- **Supplied entries**:

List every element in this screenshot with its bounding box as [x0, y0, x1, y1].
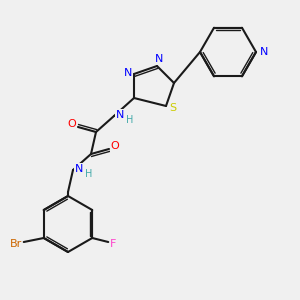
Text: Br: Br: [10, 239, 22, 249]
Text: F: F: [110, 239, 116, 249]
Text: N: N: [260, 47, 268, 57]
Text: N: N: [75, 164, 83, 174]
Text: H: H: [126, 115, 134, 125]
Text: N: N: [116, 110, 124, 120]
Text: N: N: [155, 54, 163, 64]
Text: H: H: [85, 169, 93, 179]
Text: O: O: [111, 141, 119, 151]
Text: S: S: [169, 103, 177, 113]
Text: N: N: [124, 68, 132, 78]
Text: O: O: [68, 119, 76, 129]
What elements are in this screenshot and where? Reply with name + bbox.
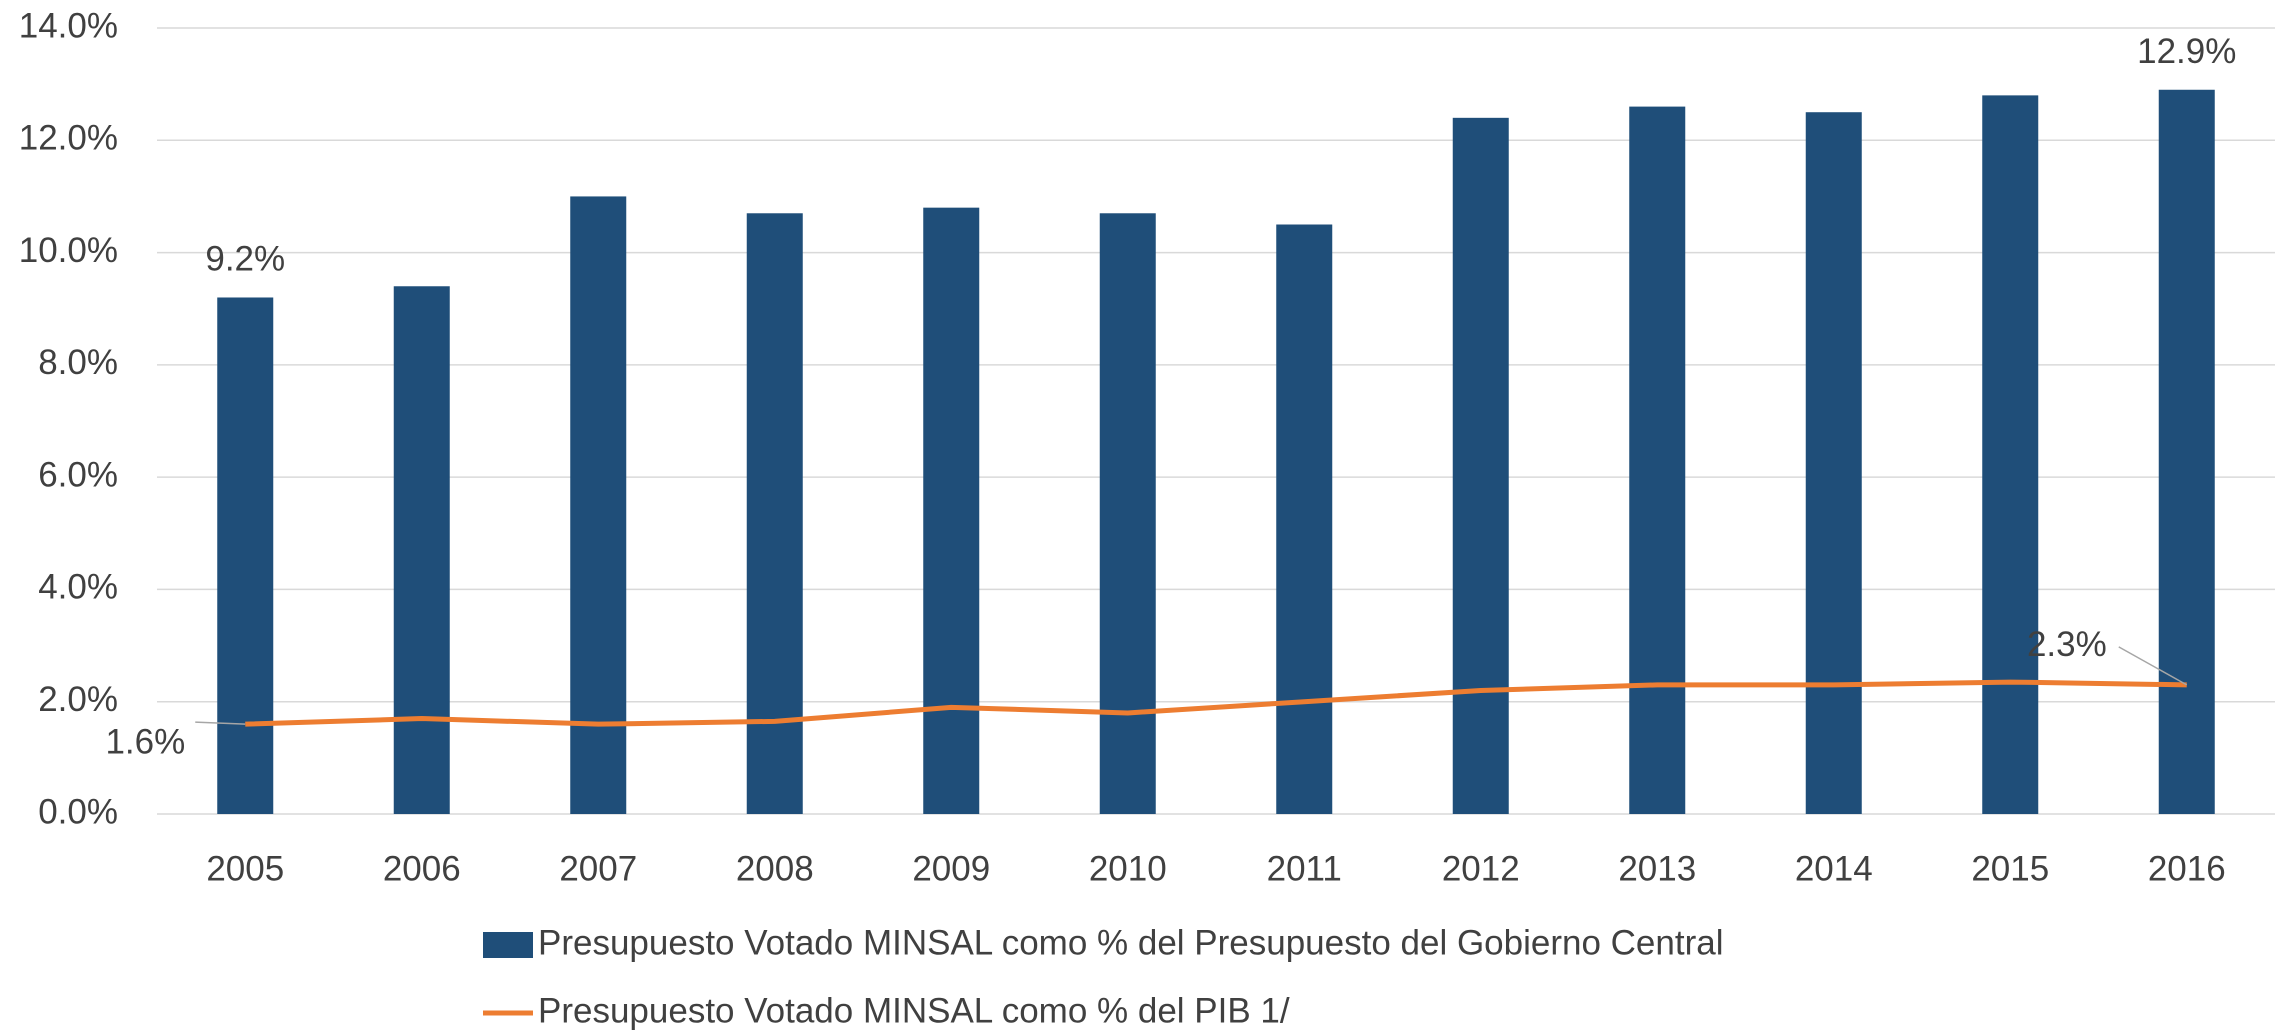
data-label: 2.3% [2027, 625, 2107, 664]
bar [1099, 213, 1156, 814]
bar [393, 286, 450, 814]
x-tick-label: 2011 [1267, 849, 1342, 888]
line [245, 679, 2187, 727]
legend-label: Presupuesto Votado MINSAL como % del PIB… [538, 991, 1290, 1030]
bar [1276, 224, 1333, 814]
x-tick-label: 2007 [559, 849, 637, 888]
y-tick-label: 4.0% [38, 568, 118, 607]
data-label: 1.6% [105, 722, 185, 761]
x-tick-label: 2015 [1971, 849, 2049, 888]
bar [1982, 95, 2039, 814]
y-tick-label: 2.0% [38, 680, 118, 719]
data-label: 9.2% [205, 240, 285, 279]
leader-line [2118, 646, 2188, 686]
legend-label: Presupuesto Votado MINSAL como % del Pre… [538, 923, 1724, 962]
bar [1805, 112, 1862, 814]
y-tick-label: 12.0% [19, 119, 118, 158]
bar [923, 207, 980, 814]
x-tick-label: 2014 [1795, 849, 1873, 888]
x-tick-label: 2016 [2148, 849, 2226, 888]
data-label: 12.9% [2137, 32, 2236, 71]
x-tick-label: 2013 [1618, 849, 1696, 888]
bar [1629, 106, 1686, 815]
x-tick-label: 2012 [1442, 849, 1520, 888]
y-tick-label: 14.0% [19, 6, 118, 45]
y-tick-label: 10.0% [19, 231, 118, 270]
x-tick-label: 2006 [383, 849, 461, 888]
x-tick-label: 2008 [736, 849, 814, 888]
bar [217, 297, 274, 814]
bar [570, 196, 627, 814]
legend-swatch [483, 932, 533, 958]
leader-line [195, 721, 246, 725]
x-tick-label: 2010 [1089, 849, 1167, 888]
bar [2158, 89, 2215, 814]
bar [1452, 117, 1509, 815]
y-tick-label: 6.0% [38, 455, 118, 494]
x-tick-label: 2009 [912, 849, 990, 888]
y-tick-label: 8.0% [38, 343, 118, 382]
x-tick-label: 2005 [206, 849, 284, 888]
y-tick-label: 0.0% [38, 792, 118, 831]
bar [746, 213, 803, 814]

- **What to work on**:
Please list each line in the records above that contains the string "MINSAL", copying every such line in full.

- **Output**:
legend-label: Presupuesto Votado MINSAL como % del PIB… [538, 991, 1290, 1030]
legend-label: Presupuesto Votado MINSAL como % del Pre… [538, 923, 1724, 962]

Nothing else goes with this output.